***** Dataset records *****

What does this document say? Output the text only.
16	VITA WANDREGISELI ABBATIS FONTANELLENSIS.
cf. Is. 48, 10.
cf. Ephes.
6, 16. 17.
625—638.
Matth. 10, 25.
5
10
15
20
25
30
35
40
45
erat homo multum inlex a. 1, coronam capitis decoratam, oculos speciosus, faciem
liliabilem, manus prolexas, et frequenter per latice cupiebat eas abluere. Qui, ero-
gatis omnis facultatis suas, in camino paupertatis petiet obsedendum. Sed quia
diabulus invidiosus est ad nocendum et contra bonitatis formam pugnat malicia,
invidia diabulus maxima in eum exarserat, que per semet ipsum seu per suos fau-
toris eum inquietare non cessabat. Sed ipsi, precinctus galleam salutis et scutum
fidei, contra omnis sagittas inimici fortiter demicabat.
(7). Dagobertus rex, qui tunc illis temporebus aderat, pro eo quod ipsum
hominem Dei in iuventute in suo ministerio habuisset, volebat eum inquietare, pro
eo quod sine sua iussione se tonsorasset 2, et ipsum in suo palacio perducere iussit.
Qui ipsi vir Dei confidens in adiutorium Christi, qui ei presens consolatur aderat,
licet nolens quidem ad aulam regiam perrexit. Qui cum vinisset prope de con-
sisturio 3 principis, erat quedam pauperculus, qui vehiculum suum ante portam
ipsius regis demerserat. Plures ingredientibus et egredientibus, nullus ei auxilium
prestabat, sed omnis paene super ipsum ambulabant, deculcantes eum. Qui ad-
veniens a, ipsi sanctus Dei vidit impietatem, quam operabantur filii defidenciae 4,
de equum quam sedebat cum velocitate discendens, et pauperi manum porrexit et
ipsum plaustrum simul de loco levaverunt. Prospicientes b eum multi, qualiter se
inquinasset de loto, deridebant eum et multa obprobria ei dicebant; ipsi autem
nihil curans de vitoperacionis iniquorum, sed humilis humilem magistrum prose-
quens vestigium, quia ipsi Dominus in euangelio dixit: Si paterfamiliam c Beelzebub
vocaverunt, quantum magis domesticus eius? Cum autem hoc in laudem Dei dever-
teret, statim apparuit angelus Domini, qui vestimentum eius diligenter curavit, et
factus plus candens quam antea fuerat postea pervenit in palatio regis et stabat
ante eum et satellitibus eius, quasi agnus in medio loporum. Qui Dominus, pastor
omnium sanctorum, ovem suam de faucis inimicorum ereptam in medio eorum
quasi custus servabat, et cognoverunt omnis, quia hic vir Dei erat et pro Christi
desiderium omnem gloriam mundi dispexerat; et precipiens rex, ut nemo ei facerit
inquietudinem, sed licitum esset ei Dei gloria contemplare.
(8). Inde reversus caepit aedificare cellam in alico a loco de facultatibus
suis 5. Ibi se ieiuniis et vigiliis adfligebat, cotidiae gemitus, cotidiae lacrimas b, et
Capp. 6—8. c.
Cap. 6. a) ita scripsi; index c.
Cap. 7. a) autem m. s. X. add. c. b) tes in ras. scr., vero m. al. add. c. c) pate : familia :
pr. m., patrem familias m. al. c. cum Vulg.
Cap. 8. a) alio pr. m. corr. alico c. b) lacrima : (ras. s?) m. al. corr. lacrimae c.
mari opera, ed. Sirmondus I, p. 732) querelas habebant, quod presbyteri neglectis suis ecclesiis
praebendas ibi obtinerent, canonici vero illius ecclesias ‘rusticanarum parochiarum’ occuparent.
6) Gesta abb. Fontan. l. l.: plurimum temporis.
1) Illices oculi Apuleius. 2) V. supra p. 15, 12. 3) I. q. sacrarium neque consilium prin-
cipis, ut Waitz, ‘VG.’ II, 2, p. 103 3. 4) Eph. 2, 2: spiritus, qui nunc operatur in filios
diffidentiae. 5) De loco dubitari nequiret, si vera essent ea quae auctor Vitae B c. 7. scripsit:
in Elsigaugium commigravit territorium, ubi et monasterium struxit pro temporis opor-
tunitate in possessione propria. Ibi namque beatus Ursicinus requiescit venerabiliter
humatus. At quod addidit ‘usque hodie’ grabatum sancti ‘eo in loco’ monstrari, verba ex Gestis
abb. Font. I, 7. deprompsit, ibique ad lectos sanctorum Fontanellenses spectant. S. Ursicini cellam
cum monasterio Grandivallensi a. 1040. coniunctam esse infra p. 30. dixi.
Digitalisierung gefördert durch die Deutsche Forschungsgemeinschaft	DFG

*****

> [What is being asked]: Reproduce all data above, unchanged.

> [Written response]:
What does this document say? Output the text only.
16	VITA WANDREGISELI ABBATIS FONTANELLENSIS.
cf. Is. 48, 10.
cf. Ephes.
6, 16. 17.
625—638.
Matth. 10, 25.
5
10
15
20
25
30
35
40
45
erat homo multum inlex a. 1, coronam capitis decoratam, oculos speciosus, faciem
liliabilem, manus prolexas, et frequenter per latice cupiebat eas abluere. Qui, ero-
gatis omnis facultatis suas, in camino paupertatis petiet obsedendum. Sed quia
diabulus invidiosus est ad nocendum et contra bonitatis formam pugnat malicia,
invidia diabulus maxima in eum exarserat, que per semet ipsum seu per suos fau-
toris eum inquietare non cessabat. Sed ipsi, precinctus galleam salutis et scutum
fidei, contra omnis sagittas inimici fortiter demicabat.
(7). Dagobertus rex, qui tunc illis temporebus aderat, pro eo quod ipsum
hominem Dei in iuventute in suo ministerio habuisset, volebat eum inquietare, pro
eo quod sine sua iussione se tonsorasset 2, et ipsum in suo palacio perducere iussit.
Qui ipsi vir Dei confidens in adiutorium Christi, qui ei presens consolatur aderat,
licet nolens quidem ad aulam regiam perrexit. Qui cum vinisset prope de con-
sisturio 3 principis, erat quedam pauperculus, qui vehiculum suum ante portam
ipsius regis demerserat. Plures ingredientibus et egredientibus, nullus ei auxilium
prestabat, sed omnis paene super ipsum ambulabant, deculcantes eum. Qui ad-
veniens a, ipsi sanctus Dei vidit impietatem, quam operabantur filii defidenciae 4,
de equum quam sedebat cum velocitate discendens, et pauperi manum porrexit et
ipsum plaustrum simul de loco levaverunt. Prospicientes b eum multi, qualiter se
inquinasset de loto, deridebant eum et multa obprobria ei dicebant; ipsi autem
nihil curans de vitoperacionis iniquorum, sed humilis humilem magistrum prose-
quens vestigium, quia ipsi Dominus in euangelio dixit: Si paterfamiliam c Beelzebub
vocaverunt, quantum magis domesticus eius? Cum autem hoc in laudem Dei dever-
teret, statim apparuit angelus Domini, qui vestimentum eius diligenter curavit, et
factus plus candens quam antea fuerat postea pervenit in palatio regis et stabat
ante eum et satellitibus eius, quasi agnus in medio loporum. Qui Dominus, pastor
omnium sanctorum, ovem suam de faucis inimicorum ereptam in medio eorum
quasi custus servabat, et cognoverunt omnis, quia hic vir Dei erat et pro Christi
desiderium omnem gloriam mundi dispexerat; et precipiens rex, ut nemo ei facerit
inquietudinem, sed licitum esset ei Dei gloria contemplare.
(8). Inde reversus caepit aedificare cellam in alico a loco de facultatibus
suis 5. Ibi se ieiuniis et vigiliis adfligebat, cotidiae gemitus, cotidiae lacrimas b, et
Capp. 6—8. c.
Cap. 6. a) ita scripsi; index c.
Cap. 7. a) autem m. s. X. add. c. b) tes in ras. scr., vero m. al. add. c. c) pate : familia :
pr. m., patrem familias m. al. c. cum Vulg.
Cap. 8. a) alio pr. m. corr. alico c. b) lacrima : (ras. s?) m. al. corr. lacrimae c.
mari opera, ed. Sirmondus I, p. 732) querelas habebant, quod presbyteri neglectis suis ecclesiis
praebendas ibi obtinerent, canonici vero illius ecclesias ‘rusticanarum parochiarum’ occuparent.
6) Gesta abb. Fontan. l. l.: plurimum temporis.
1) Illices oculi Apuleius. 2) V. supra p. 15, 12. 3) I. q. sacrarium neque consilium prin-
cipis, ut Waitz, ‘VG.’ II, 2, p. 103 3. 4) Eph. 2, 2: spiritus, qui nunc operatur in filios
diffidentiae. 5) De loco dubitari nequiret, si vera essent ea quae auctor Vitae B c. 7. scripsit:
in Elsigaugium commigravit territorium, ubi et monasterium struxit pro temporis opor-
tunitate in possessione propria. Ibi namque beatus Ursicinus requiescit venerabiliter
humatus. At quod addidit ‘usque hodie’ grabatum sancti ‘eo in loco’ monstrari, verba ex Gestis
abb. Font. I, 7. deprompsit, ibique ad lectos sanctorum Fontanellenses spectant. S. Ursicini cellam
cum monasterio Grandivallensi a. 1040. coniunctam esse infra p. 30. dixi.
Digitalisierung gefördert durch die Deutsche Forschungsgemeinschaft	DFG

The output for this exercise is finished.